• _Task objective_
Give the number of lines in the entries that contain "Социальное". State only the count.

Recorded data
= = =
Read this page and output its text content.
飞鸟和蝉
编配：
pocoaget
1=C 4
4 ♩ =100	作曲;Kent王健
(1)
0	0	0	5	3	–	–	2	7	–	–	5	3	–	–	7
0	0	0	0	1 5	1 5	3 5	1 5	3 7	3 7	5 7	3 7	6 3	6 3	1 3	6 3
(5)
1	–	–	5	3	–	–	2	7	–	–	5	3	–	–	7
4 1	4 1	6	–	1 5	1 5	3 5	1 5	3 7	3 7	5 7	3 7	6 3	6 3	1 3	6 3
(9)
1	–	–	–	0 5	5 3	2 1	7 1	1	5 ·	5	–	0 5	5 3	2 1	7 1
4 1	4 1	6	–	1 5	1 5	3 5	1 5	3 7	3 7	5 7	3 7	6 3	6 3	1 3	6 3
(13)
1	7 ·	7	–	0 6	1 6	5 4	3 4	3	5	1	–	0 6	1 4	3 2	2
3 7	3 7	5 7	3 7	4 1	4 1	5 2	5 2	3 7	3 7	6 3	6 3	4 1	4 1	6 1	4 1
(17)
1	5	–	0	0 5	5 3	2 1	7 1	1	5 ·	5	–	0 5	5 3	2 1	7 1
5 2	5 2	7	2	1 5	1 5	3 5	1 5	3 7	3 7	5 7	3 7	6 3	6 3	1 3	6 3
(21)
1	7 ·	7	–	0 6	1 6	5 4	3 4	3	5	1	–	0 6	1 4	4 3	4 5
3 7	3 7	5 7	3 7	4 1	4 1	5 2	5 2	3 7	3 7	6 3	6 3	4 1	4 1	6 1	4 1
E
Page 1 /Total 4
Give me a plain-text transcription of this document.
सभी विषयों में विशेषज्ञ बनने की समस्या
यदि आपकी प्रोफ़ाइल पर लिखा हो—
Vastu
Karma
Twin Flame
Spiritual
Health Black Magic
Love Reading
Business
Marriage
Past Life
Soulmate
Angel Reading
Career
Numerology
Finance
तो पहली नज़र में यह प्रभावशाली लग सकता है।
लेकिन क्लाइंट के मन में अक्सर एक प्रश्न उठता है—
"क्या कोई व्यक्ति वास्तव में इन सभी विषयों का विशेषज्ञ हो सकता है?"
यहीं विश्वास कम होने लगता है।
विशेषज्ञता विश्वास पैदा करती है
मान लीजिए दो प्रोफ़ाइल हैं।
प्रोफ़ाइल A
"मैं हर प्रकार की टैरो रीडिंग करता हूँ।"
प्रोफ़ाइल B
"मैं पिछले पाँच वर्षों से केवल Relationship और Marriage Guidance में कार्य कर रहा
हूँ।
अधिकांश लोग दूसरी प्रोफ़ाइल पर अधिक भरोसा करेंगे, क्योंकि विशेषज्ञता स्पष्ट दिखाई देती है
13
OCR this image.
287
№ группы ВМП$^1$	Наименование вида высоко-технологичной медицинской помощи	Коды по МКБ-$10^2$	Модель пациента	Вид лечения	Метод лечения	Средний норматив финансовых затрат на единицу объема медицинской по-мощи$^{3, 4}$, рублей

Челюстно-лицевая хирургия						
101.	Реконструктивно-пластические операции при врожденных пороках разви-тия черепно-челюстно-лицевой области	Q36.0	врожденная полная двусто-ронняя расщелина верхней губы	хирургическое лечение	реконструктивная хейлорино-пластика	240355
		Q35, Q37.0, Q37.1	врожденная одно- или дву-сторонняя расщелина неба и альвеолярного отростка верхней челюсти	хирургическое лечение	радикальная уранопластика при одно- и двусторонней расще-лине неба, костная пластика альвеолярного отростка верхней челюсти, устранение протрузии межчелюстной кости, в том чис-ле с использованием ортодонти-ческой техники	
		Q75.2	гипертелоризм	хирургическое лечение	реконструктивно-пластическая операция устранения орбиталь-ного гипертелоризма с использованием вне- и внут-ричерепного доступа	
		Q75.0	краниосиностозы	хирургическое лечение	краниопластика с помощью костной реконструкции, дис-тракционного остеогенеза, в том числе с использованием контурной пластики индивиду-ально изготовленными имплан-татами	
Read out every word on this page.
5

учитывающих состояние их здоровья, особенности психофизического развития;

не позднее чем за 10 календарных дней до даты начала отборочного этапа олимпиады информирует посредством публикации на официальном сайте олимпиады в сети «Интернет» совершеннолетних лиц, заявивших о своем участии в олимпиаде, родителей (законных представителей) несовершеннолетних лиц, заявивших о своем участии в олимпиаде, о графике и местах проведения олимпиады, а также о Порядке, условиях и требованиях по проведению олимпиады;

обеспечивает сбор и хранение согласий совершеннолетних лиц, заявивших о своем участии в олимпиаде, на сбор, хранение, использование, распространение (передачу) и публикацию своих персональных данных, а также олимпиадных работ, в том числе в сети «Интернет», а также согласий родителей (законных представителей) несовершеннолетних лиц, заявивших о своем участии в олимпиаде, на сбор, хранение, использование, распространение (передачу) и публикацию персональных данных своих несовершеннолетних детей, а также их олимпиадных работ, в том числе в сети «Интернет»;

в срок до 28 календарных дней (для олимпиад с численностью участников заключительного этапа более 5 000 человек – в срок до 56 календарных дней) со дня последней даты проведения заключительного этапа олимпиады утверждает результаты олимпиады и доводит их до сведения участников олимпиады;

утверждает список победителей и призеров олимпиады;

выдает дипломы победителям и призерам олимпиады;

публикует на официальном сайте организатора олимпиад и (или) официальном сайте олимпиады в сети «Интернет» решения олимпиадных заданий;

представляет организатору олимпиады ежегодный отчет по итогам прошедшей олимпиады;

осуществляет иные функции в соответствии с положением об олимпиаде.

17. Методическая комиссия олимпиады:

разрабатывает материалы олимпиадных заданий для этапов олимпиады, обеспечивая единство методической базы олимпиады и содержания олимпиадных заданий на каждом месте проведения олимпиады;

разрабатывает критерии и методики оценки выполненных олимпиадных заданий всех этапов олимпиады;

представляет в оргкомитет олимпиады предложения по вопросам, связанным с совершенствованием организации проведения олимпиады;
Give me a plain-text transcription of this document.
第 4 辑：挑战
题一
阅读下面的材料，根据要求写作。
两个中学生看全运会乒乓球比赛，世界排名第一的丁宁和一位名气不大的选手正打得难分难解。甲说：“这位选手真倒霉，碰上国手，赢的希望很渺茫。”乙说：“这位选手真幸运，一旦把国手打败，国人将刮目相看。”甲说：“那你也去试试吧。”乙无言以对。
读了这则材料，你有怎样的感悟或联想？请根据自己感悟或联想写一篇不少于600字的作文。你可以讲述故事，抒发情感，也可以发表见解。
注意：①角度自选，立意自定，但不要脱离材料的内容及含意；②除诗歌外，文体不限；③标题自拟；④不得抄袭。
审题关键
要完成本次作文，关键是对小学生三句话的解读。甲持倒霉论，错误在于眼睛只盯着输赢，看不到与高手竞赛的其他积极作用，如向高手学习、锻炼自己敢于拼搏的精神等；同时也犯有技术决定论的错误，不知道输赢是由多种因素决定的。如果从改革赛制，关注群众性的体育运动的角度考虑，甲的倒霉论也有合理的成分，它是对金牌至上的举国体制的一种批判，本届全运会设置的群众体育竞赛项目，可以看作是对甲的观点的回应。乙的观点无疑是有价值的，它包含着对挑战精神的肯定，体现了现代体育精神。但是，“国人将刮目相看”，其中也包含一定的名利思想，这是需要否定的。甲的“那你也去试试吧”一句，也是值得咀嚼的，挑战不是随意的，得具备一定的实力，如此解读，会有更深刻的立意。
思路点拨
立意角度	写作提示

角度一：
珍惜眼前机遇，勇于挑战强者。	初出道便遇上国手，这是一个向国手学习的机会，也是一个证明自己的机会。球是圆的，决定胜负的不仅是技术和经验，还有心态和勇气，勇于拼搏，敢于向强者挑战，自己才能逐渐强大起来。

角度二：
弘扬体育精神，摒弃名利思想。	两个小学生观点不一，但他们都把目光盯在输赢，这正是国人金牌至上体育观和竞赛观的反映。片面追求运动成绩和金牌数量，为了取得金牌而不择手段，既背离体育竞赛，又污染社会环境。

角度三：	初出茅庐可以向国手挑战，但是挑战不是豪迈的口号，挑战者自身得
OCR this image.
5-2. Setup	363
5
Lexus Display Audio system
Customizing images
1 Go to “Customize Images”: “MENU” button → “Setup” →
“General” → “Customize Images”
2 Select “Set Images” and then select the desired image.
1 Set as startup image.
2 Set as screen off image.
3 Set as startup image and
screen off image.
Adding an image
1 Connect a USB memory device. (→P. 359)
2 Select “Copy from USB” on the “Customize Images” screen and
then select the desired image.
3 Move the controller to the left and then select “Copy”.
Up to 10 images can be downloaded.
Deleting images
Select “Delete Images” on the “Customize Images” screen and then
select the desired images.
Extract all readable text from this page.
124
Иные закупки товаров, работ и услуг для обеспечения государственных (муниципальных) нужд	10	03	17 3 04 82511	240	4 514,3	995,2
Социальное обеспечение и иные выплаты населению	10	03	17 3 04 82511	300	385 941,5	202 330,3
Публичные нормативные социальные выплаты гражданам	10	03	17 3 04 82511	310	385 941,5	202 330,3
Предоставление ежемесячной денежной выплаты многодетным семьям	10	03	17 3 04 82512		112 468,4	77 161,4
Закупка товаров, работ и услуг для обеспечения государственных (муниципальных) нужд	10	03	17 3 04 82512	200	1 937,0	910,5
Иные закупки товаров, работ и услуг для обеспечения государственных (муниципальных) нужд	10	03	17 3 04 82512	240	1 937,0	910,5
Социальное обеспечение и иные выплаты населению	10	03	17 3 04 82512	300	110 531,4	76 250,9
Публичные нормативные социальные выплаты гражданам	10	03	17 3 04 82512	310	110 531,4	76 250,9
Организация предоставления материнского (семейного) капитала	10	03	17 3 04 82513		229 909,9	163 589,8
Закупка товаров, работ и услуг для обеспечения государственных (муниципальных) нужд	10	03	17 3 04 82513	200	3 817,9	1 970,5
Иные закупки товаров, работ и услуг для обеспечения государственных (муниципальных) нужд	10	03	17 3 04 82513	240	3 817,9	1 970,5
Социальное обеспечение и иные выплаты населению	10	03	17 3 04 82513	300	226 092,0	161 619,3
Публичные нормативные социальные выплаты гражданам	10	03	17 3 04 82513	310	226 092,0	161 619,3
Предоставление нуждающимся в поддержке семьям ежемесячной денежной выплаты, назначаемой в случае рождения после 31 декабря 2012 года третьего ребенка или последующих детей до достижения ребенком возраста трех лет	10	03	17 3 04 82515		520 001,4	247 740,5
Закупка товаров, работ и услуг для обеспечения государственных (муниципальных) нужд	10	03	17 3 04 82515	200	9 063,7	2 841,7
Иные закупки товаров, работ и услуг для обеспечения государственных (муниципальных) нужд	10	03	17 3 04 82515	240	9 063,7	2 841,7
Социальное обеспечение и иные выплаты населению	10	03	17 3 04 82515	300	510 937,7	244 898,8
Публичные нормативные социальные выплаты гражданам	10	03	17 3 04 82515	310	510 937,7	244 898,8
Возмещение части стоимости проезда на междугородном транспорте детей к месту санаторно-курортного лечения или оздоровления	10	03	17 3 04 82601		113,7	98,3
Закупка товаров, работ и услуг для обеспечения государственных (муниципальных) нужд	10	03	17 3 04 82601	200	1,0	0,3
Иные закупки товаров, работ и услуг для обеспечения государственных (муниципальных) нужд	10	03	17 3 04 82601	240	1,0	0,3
= = =
• _Solved exercise_
4